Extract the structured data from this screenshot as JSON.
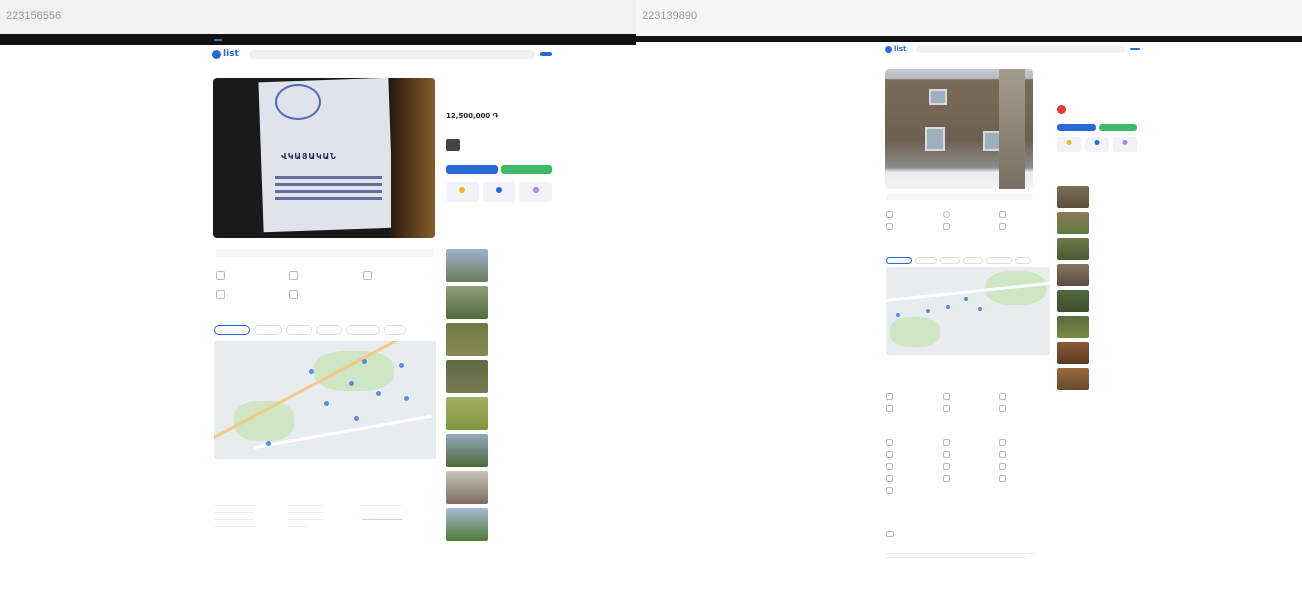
{
  "left": {
    "id_label": "223156556",
    "topnav": {
      "active": "",
      "items": [
        "",
        ""
      ],
      "right": [
        "",
        ""
      ]
    },
    "header": {
      "logo": "list",
      "location": "",
      "search_placeholder": "",
      "post_button": ""
    },
    "listing": {
      "title": "",
      "price": "12,500,000 ֏",
      "doc_text": "ՎԿԱՅԱԿԱՆ",
      "seller": "",
      "call_button": "",
      "message_button": "",
      "map_link": "",
      "features": [
        "",
        "",
        "",
        "",
        ""
      ],
      "location_heading": "",
      "location_sub": "",
      "map_tabs": [
        "",
        "",
        "",
        "",
        "",
        ""
      ],
      "details_heading": "",
      "description_heading": ""
    },
    "similar": {
      "heading": "",
      "items": [
        {
          "price": ""
        },
        {
          "price": ""
        },
        {
          "price": ""
        },
        {
          "price": ""
        },
        {
          "price": ""
        },
        {
          "price": ""
        },
        {
          "price": ""
        },
        {
          "price": ""
        }
      ]
    }
  },
  "right": {
    "id_label": "223139890",
    "topnav": {
      "active": "",
      "items": [
        "",
        ""
      ],
      "right": [
        "",
        ""
      ]
    },
    "header": {
      "logo": "list",
      "location": "",
      "search_placeholder": "",
      "post_button": ""
    },
    "listing": {
      "title": "",
      "price": "",
      "seller": "",
      "call_button": "",
      "message_button": "",
      "map_link": "",
      "features_heading": "",
      "features": [
        "",
        "",
        "",
        "",
        "",
        ""
      ],
      "location_heading": "",
      "location_sub": "",
      "map_tabs": [
        "",
        "",
        "",
        "",
        "",
        ""
      ],
      "amenities_heading": "",
      "amenities": [
        "",
        "",
        "",
        "",
        "",
        ""
      ],
      "utilities_heading": "",
      "utilities": [
        "",
        "",
        "",
        "",
        "",
        "",
        "",
        "",
        "",
        "",
        "",
        "",
        ""
      ],
      "agent_heading": "",
      "description_heading": ""
    },
    "similar": {
      "heading": "",
      "items": [
        {
          "price": ""
        },
        {
          "price": ""
        },
        {
          "price": ""
        },
        {
          "price": ""
        },
        {
          "price": ""
        },
        {
          "price": ""
        },
        {
          "price": ""
        },
        {
          "price": ""
        }
      ]
    }
  },
  "colors": {
    "brand": "#2a6ad8",
    "green": "#3fb96a",
    "nav": "#111111"
  }
}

__Task__
With the pictures left out, transcribe the material exactly.

__Full output__
Extract the structured data from this screenshot as JSON.
{
  "left": {
    "id_label": "223156556",
    "topnav": {
      "active": "",
      "items": [
        "",
        ""
      ],
      "right": [
        "",
        ""
      ]
    },
    "header": {
      "logo": "list",
      "location": "",
      "search_placeholder": "",
      "post_button": ""
    },
    "listing": {
      "title": "",
      "price": "12,500,000 ֏",
      "doc_text": "ՎԿԱՅԱԿԱՆ",
      "seller": "",
      "call_button": "",
      "message_button": "",
      "map_link": "",
      "features": [
        "",
        "",
        "",
        "",
        ""
      ],
      "location_heading": "",
      "location_sub": "",
      "map_tabs": [
        "",
        "",
        "",
        "",
        "",
        ""
      ],
      "details_heading": "",
      "description_heading": ""
    },
    "similar": {
      "heading": "",
      "items": [
        {
          "price": ""
        },
        {
          "price": ""
        },
        {
          "price": ""
        },
        {
          "price": ""
        },
        {
          "price": ""
        },
        {
          "price": ""
        },
        {
          "price": ""
        },
        {
          "price": ""
        }
      ]
    }
  },
  "right": {
    "id_label": "223139890",
    "topnav": {
      "active": "",
      "items": [
        "",
        ""
      ],
      "right": [
        "",
        ""
      ]
    },
    "header": {
      "logo": "list",
      "location": "",
      "search_placeholder": "",
      "post_button": ""
    },
    "listing": {
      "title": "",
      "price": "",
      "seller": "",
      "call_button": "",
      "message_button": "",
      "map_link": "",
      "features_heading": "",
      "features": [
        "",
        "",
        "",
        "",
        "",
        ""
      ],
      "location_heading": "",
      "location_sub": "",
      "map_tabs": [
        "",
        "",
        "",
        "",
        "",
        ""
      ],
      "amenities_heading": "",
      "amenities": [
        "",
        "",
        "",
        "",
        "",
        ""
      ],
      "utilities_heading": "",
      "utilities": [
        "",
        "",
        "",
        "",
        "",
        "",
        "",
        "",
        "",
        "",
        "",
        "",
        ""
      ],
      "agent_heading": "",
      "description_heading": ""
    },
    "similar": {
      "heading": "",
      "items": [
        {
          "price": ""
        },
        {
          "price": ""
        },
        {
          "price": ""
        },
        {
          "price": ""
        },
        {
          "price": ""
        },
        {
          "price": ""
        },
        {
          "price": ""
        },
        {
          "price": ""
        }
      ]
    }
  },
  "colors": {
    "brand": "#2a6ad8",
    "green": "#3fb96a",
    "nav": "#111111"
  }
}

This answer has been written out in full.